*TASK INSTRUCTIONS:* Copy every line of the records below word for word, changing no character, number or spacing.
*** EXCERPTED RECORDS
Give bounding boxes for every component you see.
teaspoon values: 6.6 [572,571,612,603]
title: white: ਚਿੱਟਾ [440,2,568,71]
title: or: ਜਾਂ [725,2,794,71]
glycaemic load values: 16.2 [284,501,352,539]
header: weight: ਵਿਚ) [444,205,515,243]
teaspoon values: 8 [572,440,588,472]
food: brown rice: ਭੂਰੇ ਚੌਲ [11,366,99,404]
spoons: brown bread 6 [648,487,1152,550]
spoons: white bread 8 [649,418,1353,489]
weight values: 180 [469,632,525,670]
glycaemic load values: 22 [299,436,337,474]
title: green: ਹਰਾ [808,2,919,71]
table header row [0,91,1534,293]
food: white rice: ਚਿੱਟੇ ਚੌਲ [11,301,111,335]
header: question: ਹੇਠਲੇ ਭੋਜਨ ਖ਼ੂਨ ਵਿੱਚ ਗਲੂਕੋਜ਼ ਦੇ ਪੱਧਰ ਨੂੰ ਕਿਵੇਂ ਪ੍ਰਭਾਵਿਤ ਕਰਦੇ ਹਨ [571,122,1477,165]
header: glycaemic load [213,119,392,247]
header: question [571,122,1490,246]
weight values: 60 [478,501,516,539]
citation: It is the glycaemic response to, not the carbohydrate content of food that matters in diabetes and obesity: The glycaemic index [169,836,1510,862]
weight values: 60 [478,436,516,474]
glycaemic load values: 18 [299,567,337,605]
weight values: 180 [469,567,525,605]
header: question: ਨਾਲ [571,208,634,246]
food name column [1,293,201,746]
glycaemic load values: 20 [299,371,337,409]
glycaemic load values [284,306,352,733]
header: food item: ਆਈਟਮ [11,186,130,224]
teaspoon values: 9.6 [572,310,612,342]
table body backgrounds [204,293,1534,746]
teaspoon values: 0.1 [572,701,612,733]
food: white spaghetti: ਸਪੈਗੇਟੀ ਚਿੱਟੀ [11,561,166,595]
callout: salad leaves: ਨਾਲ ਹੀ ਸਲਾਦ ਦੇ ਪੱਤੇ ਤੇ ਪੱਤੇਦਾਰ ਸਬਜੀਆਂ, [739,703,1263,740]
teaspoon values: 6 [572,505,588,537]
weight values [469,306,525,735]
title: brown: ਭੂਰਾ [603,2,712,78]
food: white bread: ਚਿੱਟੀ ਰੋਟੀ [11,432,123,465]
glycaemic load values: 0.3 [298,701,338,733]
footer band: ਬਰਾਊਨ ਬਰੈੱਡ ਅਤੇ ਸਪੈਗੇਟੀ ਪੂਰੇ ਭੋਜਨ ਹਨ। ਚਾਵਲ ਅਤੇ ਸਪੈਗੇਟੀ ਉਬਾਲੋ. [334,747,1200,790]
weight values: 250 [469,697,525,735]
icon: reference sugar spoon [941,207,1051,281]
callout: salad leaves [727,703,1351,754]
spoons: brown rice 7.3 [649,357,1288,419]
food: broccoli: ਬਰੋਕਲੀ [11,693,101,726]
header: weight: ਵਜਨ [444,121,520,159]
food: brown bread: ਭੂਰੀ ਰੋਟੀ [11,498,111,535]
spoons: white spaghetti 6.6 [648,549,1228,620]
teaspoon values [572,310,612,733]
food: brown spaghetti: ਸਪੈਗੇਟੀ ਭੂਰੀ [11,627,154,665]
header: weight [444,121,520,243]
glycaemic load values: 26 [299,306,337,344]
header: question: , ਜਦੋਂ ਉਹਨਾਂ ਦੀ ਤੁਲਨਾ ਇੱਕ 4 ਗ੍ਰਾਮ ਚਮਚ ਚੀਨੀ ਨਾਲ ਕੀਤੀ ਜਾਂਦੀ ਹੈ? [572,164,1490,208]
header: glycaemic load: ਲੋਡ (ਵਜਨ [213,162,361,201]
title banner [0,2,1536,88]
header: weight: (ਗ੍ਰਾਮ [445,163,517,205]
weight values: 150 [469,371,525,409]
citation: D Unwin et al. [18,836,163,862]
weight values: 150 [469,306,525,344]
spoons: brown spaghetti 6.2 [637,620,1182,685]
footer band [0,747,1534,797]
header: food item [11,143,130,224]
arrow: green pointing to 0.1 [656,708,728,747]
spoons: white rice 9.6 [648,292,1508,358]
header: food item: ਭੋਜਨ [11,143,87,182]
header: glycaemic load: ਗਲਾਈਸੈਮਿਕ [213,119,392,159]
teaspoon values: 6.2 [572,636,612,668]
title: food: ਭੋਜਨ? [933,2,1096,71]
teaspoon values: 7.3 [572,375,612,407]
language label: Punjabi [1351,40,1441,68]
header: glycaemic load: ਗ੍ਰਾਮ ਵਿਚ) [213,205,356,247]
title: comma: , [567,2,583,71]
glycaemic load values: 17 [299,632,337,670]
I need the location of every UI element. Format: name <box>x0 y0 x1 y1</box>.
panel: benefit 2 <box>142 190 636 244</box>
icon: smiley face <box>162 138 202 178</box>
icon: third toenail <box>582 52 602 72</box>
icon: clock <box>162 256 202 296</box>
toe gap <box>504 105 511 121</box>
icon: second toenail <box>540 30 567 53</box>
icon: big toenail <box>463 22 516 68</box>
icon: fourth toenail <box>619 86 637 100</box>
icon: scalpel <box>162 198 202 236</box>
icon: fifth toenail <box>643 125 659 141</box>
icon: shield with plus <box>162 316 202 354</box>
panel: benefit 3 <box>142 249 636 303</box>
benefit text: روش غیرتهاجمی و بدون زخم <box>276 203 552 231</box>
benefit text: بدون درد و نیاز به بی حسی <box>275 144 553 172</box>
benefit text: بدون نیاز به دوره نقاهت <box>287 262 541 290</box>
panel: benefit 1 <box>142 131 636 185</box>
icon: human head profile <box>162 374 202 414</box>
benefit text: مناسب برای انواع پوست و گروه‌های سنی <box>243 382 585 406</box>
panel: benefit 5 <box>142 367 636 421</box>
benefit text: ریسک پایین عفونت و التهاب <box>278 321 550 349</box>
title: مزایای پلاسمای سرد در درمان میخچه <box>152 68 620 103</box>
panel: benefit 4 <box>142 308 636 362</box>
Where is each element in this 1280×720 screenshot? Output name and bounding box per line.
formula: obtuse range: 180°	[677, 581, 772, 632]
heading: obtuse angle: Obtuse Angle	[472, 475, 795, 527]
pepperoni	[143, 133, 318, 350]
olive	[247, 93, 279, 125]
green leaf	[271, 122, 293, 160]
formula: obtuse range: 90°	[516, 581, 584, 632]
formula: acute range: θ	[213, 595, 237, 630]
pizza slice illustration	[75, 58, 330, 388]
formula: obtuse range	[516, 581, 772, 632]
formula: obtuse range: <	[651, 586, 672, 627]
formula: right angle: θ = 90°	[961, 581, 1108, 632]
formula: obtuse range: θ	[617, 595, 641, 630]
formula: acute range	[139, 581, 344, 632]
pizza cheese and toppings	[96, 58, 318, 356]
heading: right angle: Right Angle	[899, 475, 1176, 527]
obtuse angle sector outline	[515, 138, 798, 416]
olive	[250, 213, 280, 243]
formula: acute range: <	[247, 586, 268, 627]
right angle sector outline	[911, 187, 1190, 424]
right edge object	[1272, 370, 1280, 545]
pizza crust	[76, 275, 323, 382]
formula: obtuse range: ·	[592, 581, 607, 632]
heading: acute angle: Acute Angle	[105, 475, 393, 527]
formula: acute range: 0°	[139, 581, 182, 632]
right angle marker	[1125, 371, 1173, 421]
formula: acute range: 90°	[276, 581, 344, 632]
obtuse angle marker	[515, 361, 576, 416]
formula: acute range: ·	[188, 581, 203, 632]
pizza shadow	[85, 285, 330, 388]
******
*SOLVED EXERCISE:*
Give bounding boxes for every component you see.
teaspoon values: 6.6 [572,571,612,603]
title: white: ਚਿੱਟਾ [440,2,568,71]
title: or: ਜਾਂ [725,2,794,71]
glycaemic load values: 16.2 [284,501,352,539]
header: weight: ਵਿਚ) [444,205,515,243]
teaspoon values: 8 [572,440,588,472]
food: brown rice: ਭੂਰੇ ਚੌਲ [11,366,99,404]
spoons: brown bread 6 [648,487,1152,550]
spoons: white bread 8 [649,418,1353,489]
weight values: 180 [469,632,525,670]
glycaemic load values: 22 [299,436,337,474]
title: green: ਹਰਾ [808,2,919,71]
table header row [0,91,1534,293]
food: white rice: ਚਿੱਟੇ ਚੌਲ [11,301,111,335]
header: question: ਹੇਠਲੇ ਭੋਜਨ ਖ਼ੂਨ ਵਿੱਚ ਗਲੂਕੋਜ਼ ਦੇ ਪੱਧਰ ਨੂੰ ਕਿਵੇਂ ਪ੍ਰਭਾਵਿਤ ਕਰਦੇ ਹਨ [571,122,1477,165]
header: glycaemic load [213,119,392,247]
header: question [571,122,1490,246]
weight values: 60 [478,501,516,539]
citation: It is the glycaemic response to, not the carbohydrate content of food that matters in diabetes and obesity: The glycaemic index [169,836,1510,862]
weight values: 60 [478,436,516,474]
glycaemic load values: 18 [299,567,337,605]
weight values: 180 [469,567,525,605]
header: question: ਨਾਲ [571,208,634,246]
food name column [1,293,201,746]
glycaemic load values: 20 [299,371,337,409]
glycaemic load values [284,306,352,733]
header: food item: ਆਈਟਮ [11,186,130,224]
teaspoon values: 9.6 [572,310,612,342]
table body backgrounds [204,293,1534,746]
teaspoon values: 0.1 [572,701,612,733]
food: white spaghetti: ਸਪੈਗੇਟੀ ਚਿੱਟੀ [11,561,166,595]
callout: salad leaves: ਨਾਲ ਹੀ ਸਲਾਦ ਦੇ ਪੱਤੇ ਤੇ ਪੱਤੇਦਾਰ ਸਬਜੀਆਂ, [739,703,1263,740]
teaspoon values: 6 [572,505,588,537]
weight values [469,306,525,735]
title: brown: ਭੂਰਾ [603,2,712,78]
food: white bread: ਚਿੱਟੀ ਰੋਟੀ [11,432,123,465]
glycaemic load values: 0.3 [298,701,338,733]
footer band: ਬਰਾਊਨ ਬਰੈੱਡ ਅਤੇ ਸਪੈਗੇਟੀ ਪੂਰੇ ਭੋਜਨ ਹਨ। ਚਾਵਲ ਅਤੇ ਸਪੈਗੇਟੀ ਉਬਾਲੋ. [334,747,1200,790]
weight values: 250 [469,697,525,735]
icon: reference sugar spoon [941,207,1051,281]
callout: salad leaves [727,703,1351,754]
spoons: brown rice 7.3 [649,357,1288,419]
food: broccoli: ਬਰੋਕਲੀ [11,693,101,726]
header: weight: ਵਜਨ [444,121,520,159]
food: brown bread: ਭੂਰੀ ਰੋਟੀ [11,498,111,535]
spoons: white spaghetti 6.6 [648,549,1228,620]
teaspoon values [572,310,612,733]
food: brown spaghetti: ਸਪੈਗੇਟੀ ਭੂਰੀ [11,627,154,665]
header: weight [444,121,520,243]
glycaemic load values: 26 [299,306,337,344]
header: question: , ਜਦੋਂ ਉਹਨਾਂ ਦੀ ਤੁਲਨਾ ਇੱਕ 4 ਗ੍ਰਾਮ ਚਮਚ ਚੀਨੀ ਨਾਲ ਕੀਤੀ ਜਾਂਦੀ ਹੈ? [572,164,1490,208]
header: glycaemic load: ਲੋਡ (ਵਜਨ [213,162,361,201]
title banner [0,2,1536,88]
header: weight: (ਗ੍ਰਾਮ [445,163,517,205]
weight values: 150 [469,371,525,409]
citation: D Unwin et al. [18,836,163,862]
weight values: 150 [469,306,525,344]
spoons: brown spaghetti 6.2 [637,620,1182,685]
footer band [0,747,1534,797]
header: food item [11,143,130,224]
arrow: green pointing to 0.1 [656,708,728,747]
spoons: white rice 9.6 [648,292,1508,358]
header: food item: ਭੋਜਨ [11,143,87,182]
header: glycaemic load: ਗਲਾਈਸੈਮਿਕ [213,119,392,159]
teaspoon values: 6.2 [572,636,612,668]
title: food: ਭੋਜਨ? [933,2,1096,71]
teaspoon values: 7.3 [572,375,612,407]
language label: Punjabi [1351,40,1441,68]
header: glycaemic load: ਗ੍ਰਾਮ ਵਿਚ) [213,205,356,247]
title: comma: , [567,2,583,71]
glycaemic load values: 17 [299,632,337,670]
I need the location of every UI element. Format: name <box>x0 y0 x1 y1</box>.
panel: benefit 2 <box>142 190 636 244</box>
icon: smiley face <box>162 138 202 178</box>
icon: third toenail <box>582 52 602 72</box>
icon: clock <box>162 256 202 296</box>
toe gap <box>504 105 511 121</box>
icon: second toenail <box>540 30 567 53</box>
icon: big toenail <box>463 22 516 68</box>
icon: fourth toenail <box>619 86 637 100</box>
icon: scalpel <box>162 198 202 236</box>
icon: fifth toenail <box>643 125 659 141</box>
icon: shield with plus <box>162 316 202 354</box>
panel: benefit 3 <box>142 249 636 303</box>
benefit text: روش غیرتهاجمی و بدون زخم <box>276 203 552 231</box>
benefit text: بدون درد و نیاز به بی حسی <box>275 144 553 172</box>
benefit text: بدون نیاز به دوره نقاهت <box>287 262 541 290</box>
panel: benefit 1 <box>142 131 636 185</box>
icon: human head profile <box>162 374 202 414</box>
benefit text: مناسب برای انواع پوست و گروه‌های سنی <box>243 382 585 406</box>
panel: benefit 5 <box>142 367 636 421</box>
benefit text: ریسک پایین عفونت و التهاب <box>278 321 550 349</box>
title: مزایای پلاسمای سرد در درمان میخچه <box>152 68 620 103</box>
panel: benefit 4 <box>142 308 636 362</box>
Where is each element in this 1280×720 screenshot? Output name and bounding box per line.
formula: obtuse range: 180°	[677, 581, 772, 632]
heading: obtuse angle: Obtuse Angle	[472, 475, 795, 527]
pepperoni	[143, 133, 318, 350]
olive	[247, 93, 279, 125]
green leaf	[271, 122, 293, 160]
formula: obtuse range: 90°	[516, 581, 584, 632]
formula: acute range: θ	[213, 595, 237, 630]
pizza slice illustration	[75, 58, 330, 388]
formula: obtuse range	[516, 581, 772, 632]
formula: obtuse range: <	[651, 586, 672, 627]
formula: right angle: θ = 90°	[961, 581, 1108, 632]
formula: obtuse range: θ	[617, 595, 641, 630]
formula: acute range	[139, 581, 344, 632]
pizza cheese and toppings	[96, 58, 318, 356]
heading: right angle: Right Angle	[899, 475, 1176, 527]
obtuse angle sector outline	[515, 138, 798, 416]
olive	[250, 213, 280, 243]
formula: acute range: <	[247, 586, 268, 627]
right angle sector outline	[911, 187, 1190, 424]
right edge object	[1272, 370, 1280, 545]
pizza crust	[76, 275, 323, 382]
formula: obtuse range: ·	[592, 581, 607, 632]
heading: acute angle: Acute Angle	[105, 475, 393, 527]
formula: acute range: 0°	[139, 581, 182, 632]
right angle marker	[1125, 371, 1173, 421]
formula: acute range: 90°	[276, 581, 344, 632]
obtuse angle marker	[515, 361, 576, 416]
formula: acute range: ·	[188, 581, 203, 632]
pizza shadow	[85, 285, 330, 388]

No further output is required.